::: LISTED ENTRIES

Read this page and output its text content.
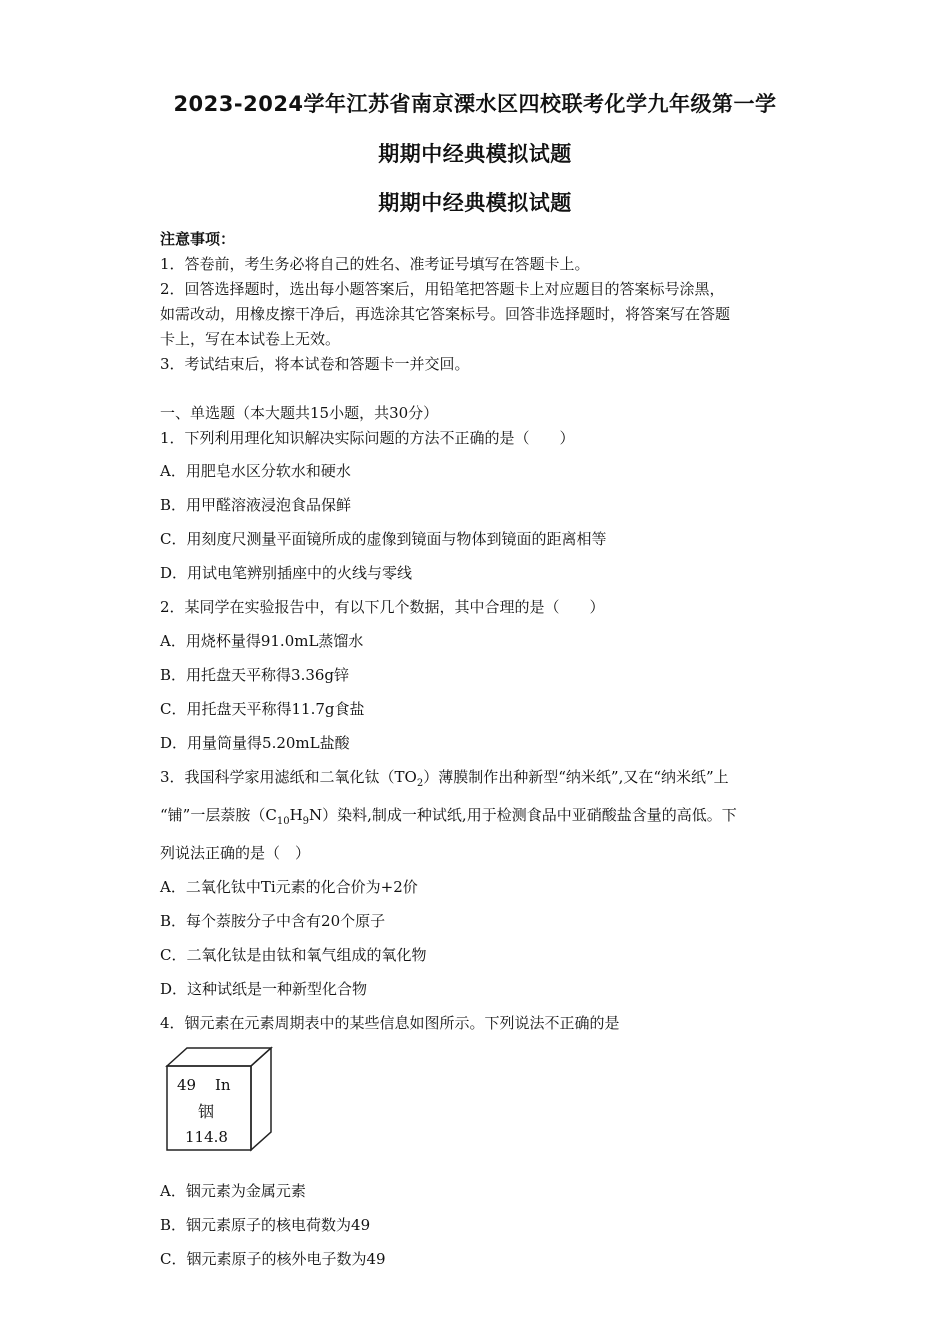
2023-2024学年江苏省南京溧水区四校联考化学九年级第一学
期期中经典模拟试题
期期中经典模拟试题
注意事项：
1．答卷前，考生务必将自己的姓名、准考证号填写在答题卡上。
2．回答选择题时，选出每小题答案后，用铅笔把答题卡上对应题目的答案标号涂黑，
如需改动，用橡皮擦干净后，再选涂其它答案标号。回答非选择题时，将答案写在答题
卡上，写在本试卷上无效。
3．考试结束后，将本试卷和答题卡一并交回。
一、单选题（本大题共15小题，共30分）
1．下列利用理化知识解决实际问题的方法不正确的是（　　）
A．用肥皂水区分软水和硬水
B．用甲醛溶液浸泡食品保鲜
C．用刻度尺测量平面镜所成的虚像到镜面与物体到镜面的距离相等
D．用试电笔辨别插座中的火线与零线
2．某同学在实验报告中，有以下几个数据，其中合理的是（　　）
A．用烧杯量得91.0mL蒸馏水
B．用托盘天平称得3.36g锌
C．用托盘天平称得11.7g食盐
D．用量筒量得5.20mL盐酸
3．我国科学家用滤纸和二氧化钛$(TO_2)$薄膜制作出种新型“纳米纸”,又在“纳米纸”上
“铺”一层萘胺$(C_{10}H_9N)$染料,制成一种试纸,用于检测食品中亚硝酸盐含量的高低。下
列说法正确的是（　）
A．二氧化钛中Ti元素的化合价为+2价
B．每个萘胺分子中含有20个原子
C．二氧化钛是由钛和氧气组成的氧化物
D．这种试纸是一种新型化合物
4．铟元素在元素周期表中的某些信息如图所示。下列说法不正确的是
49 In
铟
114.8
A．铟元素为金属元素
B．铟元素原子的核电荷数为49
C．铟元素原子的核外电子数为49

::::::
::: LISTED ENTRIES

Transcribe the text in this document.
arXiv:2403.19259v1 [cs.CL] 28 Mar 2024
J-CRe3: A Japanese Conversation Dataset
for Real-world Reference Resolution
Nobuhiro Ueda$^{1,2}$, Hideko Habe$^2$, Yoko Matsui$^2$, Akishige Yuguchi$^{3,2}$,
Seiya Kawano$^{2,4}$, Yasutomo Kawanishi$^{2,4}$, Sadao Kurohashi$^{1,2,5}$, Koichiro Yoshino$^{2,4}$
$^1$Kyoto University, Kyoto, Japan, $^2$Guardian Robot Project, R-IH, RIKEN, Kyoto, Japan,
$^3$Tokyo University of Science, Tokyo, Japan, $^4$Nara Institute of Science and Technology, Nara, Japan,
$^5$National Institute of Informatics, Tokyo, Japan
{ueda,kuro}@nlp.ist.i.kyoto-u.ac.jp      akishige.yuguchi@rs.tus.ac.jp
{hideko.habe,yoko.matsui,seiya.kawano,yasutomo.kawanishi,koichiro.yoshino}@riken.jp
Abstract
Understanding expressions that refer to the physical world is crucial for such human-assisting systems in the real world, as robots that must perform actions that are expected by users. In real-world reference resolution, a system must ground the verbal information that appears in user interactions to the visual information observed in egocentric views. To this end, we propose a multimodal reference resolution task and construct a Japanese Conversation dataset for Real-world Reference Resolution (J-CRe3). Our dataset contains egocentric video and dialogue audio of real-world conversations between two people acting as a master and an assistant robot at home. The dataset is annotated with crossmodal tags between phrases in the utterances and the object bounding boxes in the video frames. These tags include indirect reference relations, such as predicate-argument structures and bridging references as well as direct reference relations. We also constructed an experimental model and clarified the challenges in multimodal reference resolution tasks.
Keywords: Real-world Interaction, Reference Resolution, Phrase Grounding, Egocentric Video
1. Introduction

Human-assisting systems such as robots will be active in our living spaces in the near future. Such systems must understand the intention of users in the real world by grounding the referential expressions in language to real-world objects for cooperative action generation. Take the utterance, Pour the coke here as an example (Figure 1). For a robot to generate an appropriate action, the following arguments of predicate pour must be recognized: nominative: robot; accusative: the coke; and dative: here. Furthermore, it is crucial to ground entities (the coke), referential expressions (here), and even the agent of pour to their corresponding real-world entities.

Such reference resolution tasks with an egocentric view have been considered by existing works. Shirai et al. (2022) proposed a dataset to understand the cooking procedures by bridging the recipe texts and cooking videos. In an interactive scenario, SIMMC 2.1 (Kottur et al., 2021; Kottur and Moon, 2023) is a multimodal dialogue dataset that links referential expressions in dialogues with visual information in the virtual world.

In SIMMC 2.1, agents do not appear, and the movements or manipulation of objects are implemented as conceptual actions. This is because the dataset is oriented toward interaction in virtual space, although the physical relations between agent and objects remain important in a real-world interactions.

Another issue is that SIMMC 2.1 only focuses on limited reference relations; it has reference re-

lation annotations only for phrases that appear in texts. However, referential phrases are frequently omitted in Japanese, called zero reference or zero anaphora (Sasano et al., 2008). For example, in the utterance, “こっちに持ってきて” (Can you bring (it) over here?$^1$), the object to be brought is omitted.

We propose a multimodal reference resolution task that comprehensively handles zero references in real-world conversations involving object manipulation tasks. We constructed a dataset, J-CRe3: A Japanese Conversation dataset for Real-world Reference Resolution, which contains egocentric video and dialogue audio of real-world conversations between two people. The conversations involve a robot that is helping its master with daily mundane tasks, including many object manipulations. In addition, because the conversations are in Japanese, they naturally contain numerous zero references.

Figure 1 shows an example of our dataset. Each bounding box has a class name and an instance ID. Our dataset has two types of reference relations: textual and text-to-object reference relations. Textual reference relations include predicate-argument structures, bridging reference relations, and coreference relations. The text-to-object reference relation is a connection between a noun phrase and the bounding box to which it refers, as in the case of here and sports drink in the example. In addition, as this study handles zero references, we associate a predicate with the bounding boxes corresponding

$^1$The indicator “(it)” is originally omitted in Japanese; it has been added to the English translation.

::::::

Find all the lines containing "Tokyo" in the material, then copy them.

$^3$Tokyo University of Science, Tokyo, Japan, $^4$Nara Institute of Science and Technology, Nara, Japan,
$^5$National Institute of Informatics, Tokyo, Japan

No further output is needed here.